### Text shown:
The Simplicity of Reduce

Jake Young
2 min readMar 16, 2021

When I first began learning higher order functions in JavaScript, I managed to grasp concepts like filter and map with ease. Filtering is a common concept that exists outside of coding and mapping was very similar to how we edited our datatypes like arrays with for loops. However, understanding reduce took additional time and effort. There was something about having an optional seed parameter that would cause my brain to panic, especially in cases where the function wasn’t reducing to a number. That being said, conquering reduce can actually make your life as a coder much easier in the long run. Take this simple example as proof:

In this example, we have an animals array filled with animal objects and we want to obtain only the lions, specifically just their names.

const animals = [

{ name: ‘James’, age: 2, species: ‘giraffe’ },

{ name: ‘Nina’, age: 5, species: ‘zebra’ },

{ name: ‘Veronica’, age: 3, species: ‘elephant’ },

{ name: ‘Oscar’, age: 6, species: ‘elephant’ },

{ name: ‘Omar’, age: 2, species: ‘elephant’ },

{ name: ‘Lucy’, age: 2, species: ‘lion’ },

{ name: ‘Lucky’, age: 1, species: ‘lion’ },

];

There are at least a couple of ways to go about this-

  1. You could use filter to strictly obtain the lion objects then map to obtain the name’s within those objects like so:

const lionNames = animals.filter(function(animalObj){

return animalObj.species === ‘lion’;

}).map(function(lions){

return lions.name;

})

console.log(lionNames)

// => [‘Lucy’, ‘Lucky’]

2. Perhaps a more efficient way would be to use reduce. Why use two functions to do the job of one? In this example, we set up a seed array called lionArr, verify the lion objects via an if-conditional, push their names in the seed parameter, then return this array of lion names. Super Efficient!

const allLions = animals.reduce(function(lionArr, animalObj){

if (animalObj.species === ‘lion’){

lionArr.push(animalObj.name);

}

return lionArr;

}, [])

console.log(allLions)

//=>[‘Lucy’, ‘Lucky’]

Reduce can take the powers of filtering and mapping and combine them into one function! In our example above, if we just filtered, we would have received the lion objects and would not have been able to strictly return their names. Furthermore, in our reduce example we could have also easily returned the age of the lions instead of the name by switching the dot notation on animalObj to animalObj.age.

This is just a small example of how learning to apply reduce in your coding can shorten your function usage and make your life a little easier!

### Exercise A:
Reproduce, word for word, the part of the text on reduce that opens with the words containing "return lions.name;" and closes with "names. Super Efficient!".
### Exercise B:
Answer these questions from the text on reduce:
(i) Which two higher order functions did the writer grasp with ease at first?
(ii) What is the seed array called in the reduce example?
(iii) What dot notation would make the reduce example return the lions' ages instead of their names?
### Exercise C:
Restate as a short bulleted list the paragraph of the text on reduce that begins "Reduce can take the powers of filtering and mapping".
The material after this point comes from a separate source.

### Extracted information:
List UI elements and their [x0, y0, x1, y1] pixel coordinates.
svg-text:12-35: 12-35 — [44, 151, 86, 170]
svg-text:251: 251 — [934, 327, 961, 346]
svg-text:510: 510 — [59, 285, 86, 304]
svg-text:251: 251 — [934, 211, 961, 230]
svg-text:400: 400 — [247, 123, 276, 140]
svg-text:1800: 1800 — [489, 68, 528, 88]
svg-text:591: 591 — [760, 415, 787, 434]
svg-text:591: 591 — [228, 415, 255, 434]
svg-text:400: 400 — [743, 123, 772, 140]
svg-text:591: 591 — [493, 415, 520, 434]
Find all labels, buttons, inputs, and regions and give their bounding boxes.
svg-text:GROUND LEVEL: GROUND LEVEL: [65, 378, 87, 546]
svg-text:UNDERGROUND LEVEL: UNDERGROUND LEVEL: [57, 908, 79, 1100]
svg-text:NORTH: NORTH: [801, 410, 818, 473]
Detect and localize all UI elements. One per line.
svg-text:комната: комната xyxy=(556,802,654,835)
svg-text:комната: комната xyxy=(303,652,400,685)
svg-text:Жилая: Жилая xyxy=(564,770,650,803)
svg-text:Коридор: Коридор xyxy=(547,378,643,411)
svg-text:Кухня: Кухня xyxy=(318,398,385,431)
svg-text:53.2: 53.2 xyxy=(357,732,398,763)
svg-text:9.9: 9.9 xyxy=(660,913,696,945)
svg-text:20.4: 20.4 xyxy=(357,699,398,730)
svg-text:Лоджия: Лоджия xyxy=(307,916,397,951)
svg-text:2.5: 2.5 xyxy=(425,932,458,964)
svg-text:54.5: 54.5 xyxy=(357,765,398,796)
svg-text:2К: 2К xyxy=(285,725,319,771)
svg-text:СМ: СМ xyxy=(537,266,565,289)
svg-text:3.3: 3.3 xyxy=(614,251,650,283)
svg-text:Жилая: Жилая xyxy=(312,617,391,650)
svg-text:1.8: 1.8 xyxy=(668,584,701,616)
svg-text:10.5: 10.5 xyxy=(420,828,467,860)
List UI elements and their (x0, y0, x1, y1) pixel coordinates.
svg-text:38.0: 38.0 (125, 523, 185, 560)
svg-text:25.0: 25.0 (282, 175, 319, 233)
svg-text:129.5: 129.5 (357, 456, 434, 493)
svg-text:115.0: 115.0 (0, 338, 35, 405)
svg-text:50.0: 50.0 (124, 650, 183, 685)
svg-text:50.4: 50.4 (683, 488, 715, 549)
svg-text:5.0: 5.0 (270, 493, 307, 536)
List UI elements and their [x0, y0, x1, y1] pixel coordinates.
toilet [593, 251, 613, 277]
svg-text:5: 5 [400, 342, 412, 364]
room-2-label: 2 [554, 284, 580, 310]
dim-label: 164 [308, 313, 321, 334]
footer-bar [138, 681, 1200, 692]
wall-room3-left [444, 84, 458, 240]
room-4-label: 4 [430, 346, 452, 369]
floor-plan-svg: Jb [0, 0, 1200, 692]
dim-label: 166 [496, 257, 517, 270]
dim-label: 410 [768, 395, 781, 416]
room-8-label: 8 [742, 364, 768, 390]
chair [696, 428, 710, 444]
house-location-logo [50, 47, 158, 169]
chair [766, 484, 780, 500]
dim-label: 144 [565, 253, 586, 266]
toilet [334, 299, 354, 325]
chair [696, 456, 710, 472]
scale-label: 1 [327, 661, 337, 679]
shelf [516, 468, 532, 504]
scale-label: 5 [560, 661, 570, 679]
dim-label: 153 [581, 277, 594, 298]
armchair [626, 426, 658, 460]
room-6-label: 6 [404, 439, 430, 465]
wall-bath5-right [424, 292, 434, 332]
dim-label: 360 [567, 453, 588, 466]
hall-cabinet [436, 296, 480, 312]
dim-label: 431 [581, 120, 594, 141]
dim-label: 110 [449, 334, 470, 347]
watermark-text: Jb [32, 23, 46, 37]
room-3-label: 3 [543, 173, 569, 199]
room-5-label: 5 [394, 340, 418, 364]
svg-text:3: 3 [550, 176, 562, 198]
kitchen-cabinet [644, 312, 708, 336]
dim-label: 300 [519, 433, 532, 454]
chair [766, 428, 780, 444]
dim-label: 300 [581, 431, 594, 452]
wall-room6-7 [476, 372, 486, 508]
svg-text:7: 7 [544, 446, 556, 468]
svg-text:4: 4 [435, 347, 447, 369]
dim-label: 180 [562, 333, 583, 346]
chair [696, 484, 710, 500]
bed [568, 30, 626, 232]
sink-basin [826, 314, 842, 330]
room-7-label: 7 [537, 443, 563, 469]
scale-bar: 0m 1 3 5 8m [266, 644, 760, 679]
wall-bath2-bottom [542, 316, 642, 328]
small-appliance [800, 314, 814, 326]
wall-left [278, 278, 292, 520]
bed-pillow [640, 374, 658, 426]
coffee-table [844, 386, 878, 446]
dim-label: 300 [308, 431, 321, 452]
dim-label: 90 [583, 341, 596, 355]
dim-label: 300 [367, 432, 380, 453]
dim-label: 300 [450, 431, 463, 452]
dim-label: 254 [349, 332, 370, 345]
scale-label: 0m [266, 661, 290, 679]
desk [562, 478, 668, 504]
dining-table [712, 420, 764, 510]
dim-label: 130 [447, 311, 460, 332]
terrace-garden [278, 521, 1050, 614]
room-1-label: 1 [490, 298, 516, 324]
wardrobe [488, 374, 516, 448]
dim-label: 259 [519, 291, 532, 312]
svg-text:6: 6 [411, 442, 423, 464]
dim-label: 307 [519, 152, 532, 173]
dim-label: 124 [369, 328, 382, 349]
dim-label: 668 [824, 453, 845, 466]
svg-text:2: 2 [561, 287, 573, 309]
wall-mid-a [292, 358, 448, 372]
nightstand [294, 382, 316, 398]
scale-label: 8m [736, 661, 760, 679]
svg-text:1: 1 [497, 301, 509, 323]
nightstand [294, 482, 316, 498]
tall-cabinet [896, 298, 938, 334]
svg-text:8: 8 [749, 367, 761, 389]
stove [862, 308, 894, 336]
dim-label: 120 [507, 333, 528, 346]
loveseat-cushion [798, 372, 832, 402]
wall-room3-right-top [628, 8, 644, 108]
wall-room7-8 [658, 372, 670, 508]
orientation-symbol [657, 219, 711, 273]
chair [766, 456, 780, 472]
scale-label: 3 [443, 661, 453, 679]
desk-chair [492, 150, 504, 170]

### Output A:
return lions.name;

})

console.log(lionNames)

// => [‘Lucy’, ‘Lucky’]

2. Perhaps a more efficient way would be to use reduce. Why use two functions to do the job of one? In this example, we set up a seed array called lionArr, verify the lion objects via an if-conditional, push their names in the seed parameter, then return this array of lion names. Super Efficient!

### Output B:
(i) Filter and map
(ii) lionArr
(iii) animalObj.age

### Output C:
- Reduce combines the powers of filtering and mapping in one function.
- Filtering alone would have returned the lion objects and could not have returned only their names.
- The reduce example could easily return the lions' ages instead of their names by switching the dot notation on animalObj to animalObj.age.